- **YOUR OBJECTIVE**
Nothing but the text belongs in the answer: the listing below, copied exactly, without pictures.

- **DATASET RECORDS**
BEGIN

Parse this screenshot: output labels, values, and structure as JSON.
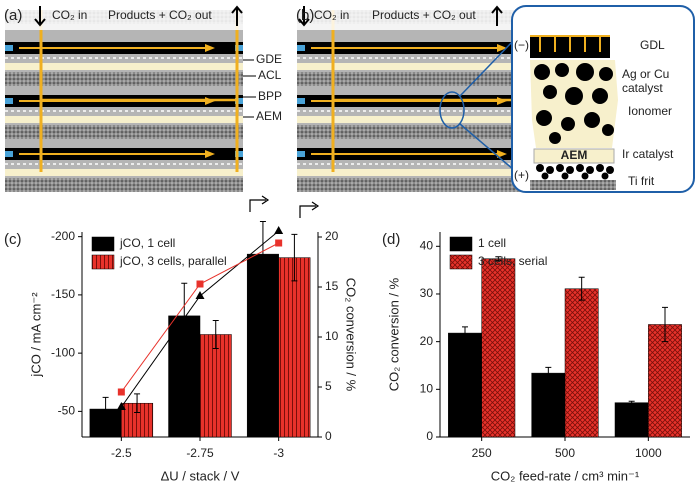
{
  "panels": {
    "a": "(a)",
    "b": "(b)",
    "c": "(c)",
    "d": "(d)"
  },
  "diagram": {
    "co2_in": "CO₂ in",
    "products_out": "Products + CO₂ out",
    "layers": [
      "GDE",
      "ACL",
      "BPP",
      "AEM"
    ],
    "inset": {
      "gdl": "GDL",
      "cathode_catalyst": [
        "Ag or Cu",
        "catalyst"
      ],
      "ionomer": "Ionomer",
      "aem": "AEM",
      "anode_catalyst": "Ir catalyst",
      "frit": "Ti frit",
      "minus": "(−)",
      "plus": "(+)"
    }
  },
  "chart_data": [
    {
      "type": "bar",
      "x_label": "ΔU / stack / V",
      "y_label": "jCO / mA cm⁻²",
      "y2_label": "CO₂ conversion / %",
      "categories": [
        "-2.5",
        "-2.75",
        "-3"
      ],
      "ylim": [
        -28,
        -204
      ],
      "yticks": [
        -50,
        -100,
        -150,
        -200
      ],
      "y2lim": [
        0,
        20.5
      ],
      "y2ticks": [
        0,
        5,
        10,
        15,
        20
      ],
      "series": [
        {
          "name": "jCO, 1 cell",
          "color": "#000000",
          "values": [
            -52,
            -132,
            -185
          ],
          "errors": [
            10,
            28,
            28
          ]
        },
        {
          "name": "jCO, 3 cells, parallel",
          "color": "#e8322b",
          "pattern": "stripes",
          "values": [
            -57,
            -116,
            -182
          ],
          "errors": [
            8,
            12,
            20
          ]
        },
        {
          "type": "line",
          "axis": "y2",
          "color": "#000000",
          "marker": "triangle",
          "values": [
            3,
            14.1,
            20.6
          ]
        },
        {
          "type": "line",
          "axis": "y2",
          "color": "#e8322b",
          "marker": "square",
          "values": [
            4.5,
            15.3,
            19.4
          ]
        }
      ]
    },
    {
      "type": "bar",
      "x_label": "CO₂ feed-rate / cm³ min⁻¹",
      "y_label": "CO₂ conversion / %",
      "categories": [
        "250",
        "500",
        "1000"
      ],
      "ylim": [
        0,
        43
      ],
      "yticks": [
        0,
        10,
        20,
        30,
        40
      ],
      "series": [
        {
          "name": "1 cell",
          "color": "#000000",
          "values": [
            21.8,
            13.4,
            7.2
          ],
          "errors": [
            1.3,
            1.2,
            0.3
          ]
        },
        {
          "name": "3 cells, serial",
          "color": "#e8322b",
          "pattern": "crosshatch",
          "values": [
            37.4,
            31.1,
            23.6
          ],
          "errors": [
            0.4,
            2.4,
            3.6
          ]
        }
      ]
    }
  ]
}
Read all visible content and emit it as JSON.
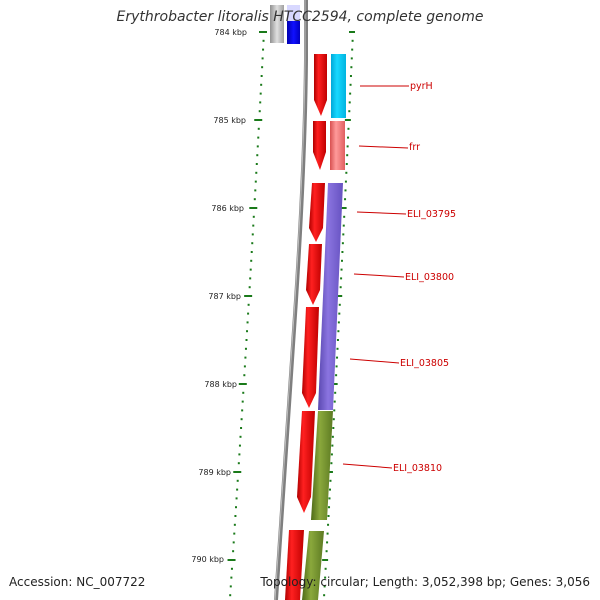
{
  "title": "Erythrobacter litoralis HTCC2594, complete genome",
  "footer": {
    "accession": "Accession: NC_007722",
    "stats": "Topology: circular; Length: 3,052,398 bp; Genes: 3,056"
  },
  "ruler_ticks": [
    "784 kbp",
    "785 kbp",
    "786 kbp",
    "787 kbp",
    "788 kbp",
    "789 kbp",
    "790 kbp"
  ],
  "gene_labels": [
    "pyrH",
    "frr",
    "ELI_03795",
    "ELI_03800",
    "ELI_03805",
    "ELI_03810"
  ],
  "colors": {
    "forward_strand": "#ee0000",
    "pyrH": "#00c8f0",
    "frr": "#f07070",
    "ELI_03795_to_ELI_03805": "#7a62cc",
    "ELI_03810": "#6f8f2a",
    "backbone": "#808080",
    "scale_dots": "#1a7a1a",
    "label_line": "#cc0000"
  }
}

END

- **OUTPUT OF THE EXERCISE**
Parse this screenshot: output labels, values, and structure as JSON.
{
  "panels": {
    "a": "(a)",
    "b": "(b)",
    "c": "(c)",
    "d": "(d)"
  },
  "diagram": {
    "co2_in": "CO₂ in",
    "products_out": "Products + CO₂ out",
    "layers": [
      "GDE",
      "ACL",
      "BPP",
      "AEM"
    ],
    "inset": {
      "gdl": "GDL",
      "cathode_catalyst": [
        "Ag or Cu",
        "catalyst"
      ],
      "ionomer": "Ionomer",
      "aem": "AEM",
      "anode_catalyst": "Ir catalyst",
      "frit": "Ti frit",
      "minus": "(−)",
      "plus": "(+)"
    }
  },
  "chart_data": [
    {
      "type": "bar",
      "x_label": "ΔU / stack / V",
      "y_label": "jCO / mA cm⁻²",
      "y2_label": "CO₂ conversion / %",
      "categories": [
        "-2.5",
        "-2.75",
        "-3"
      ],
      "ylim": [
        -28,
        -204
      ],
      "yticks": [
        -50,
        -100,
        -150,
        -200
      ],
      "y2lim": [
        0,
        20.5
      ],
      "y2ticks": [
        0,
        5,
        10,
        15,
        20
      ],
      "series": [
        {
          "name": "jCO, 1 cell",
          "color": "#000000",
          "values": [
            -52,
            -132,
            -185
          ],
          "errors": [
            10,
            28,
            28
          ]
        },
        {
          "name": "jCO, 3 cells, parallel",
          "color": "#e8322b",
          "pattern": "stripes",
          "values": [
            -57,
            -116,
            -182
          ],
          "errors": [
            8,
            12,
            20
          ]
        },
        {
          "type": "line",
          "axis": "y2",
          "color": "#000000",
          "marker": "triangle",
          "values": [
            3,
            14.1,
            20.6
          ]
        },
        {
          "type": "line",
          "axis": "y2",
          "color": "#e8322b",
          "marker": "square",
          "values": [
            4.5,
            15.3,
            19.4
          ]
        }
      ]
    },
    {
      "type": "bar",
      "x_label": "CO₂ feed-rate / cm³ min⁻¹",
      "y_label": "CO₂ conversion / %",
      "categories": [
        "250",
        "500",
        "1000"
      ],
      "ylim": [
        0,
        43
      ],
      "yticks": [
        0,
        10,
        20,
        30,
        40
      ],
      "series": [
        {
          "name": "1 cell",
          "color": "#000000",
          "values": [
            21.8,
            13.4,
            7.2
          ],
          "errors": [
            1.3,
            1.2,
            0.3
          ]
        },
        {
          "name": "3 cells, serial",
          "color": "#e8322b",
          "pattern": "crosshatch",
          "values": [
            37.4,
            31.1,
            23.6
          ],
          "errors": [
            0.4,
            2.4,
            3.6
          ]
        }
      ]
    }
  ]
}
Read all visible content and emit it as JSON.
{
  "title": "Erythrobacter litoralis HTCC2594, complete genome",
  "footer": {
    "accession": "Accession: NC_007722",
    "stats": "Topology: circular; Length: 3,052,398 bp; Genes: 3,056"
  },
  "ruler_ticks": [
    "784 kbp",
    "785 kbp",
    "786 kbp",
    "787 kbp",
    "788 kbp",
    "789 kbp",
    "790 kbp"
  ],
  "gene_labels": [
    "pyrH",
    "frr",
    "ELI_03795",
    "ELI_03800",
    "ELI_03805",
    "ELI_03810"
  ],
  "colors": {
    "forward_strand": "#ee0000",
    "pyrH": "#00c8f0",
    "frr": "#f07070",
    "ELI_03795_to_ELI_03805": "#7a62cc",
    "ELI_03810": "#6f8f2a",
    "backbone": "#808080",
    "scale_dots": "#1a7a1a",
    "label_line": "#cc0000"
  }
}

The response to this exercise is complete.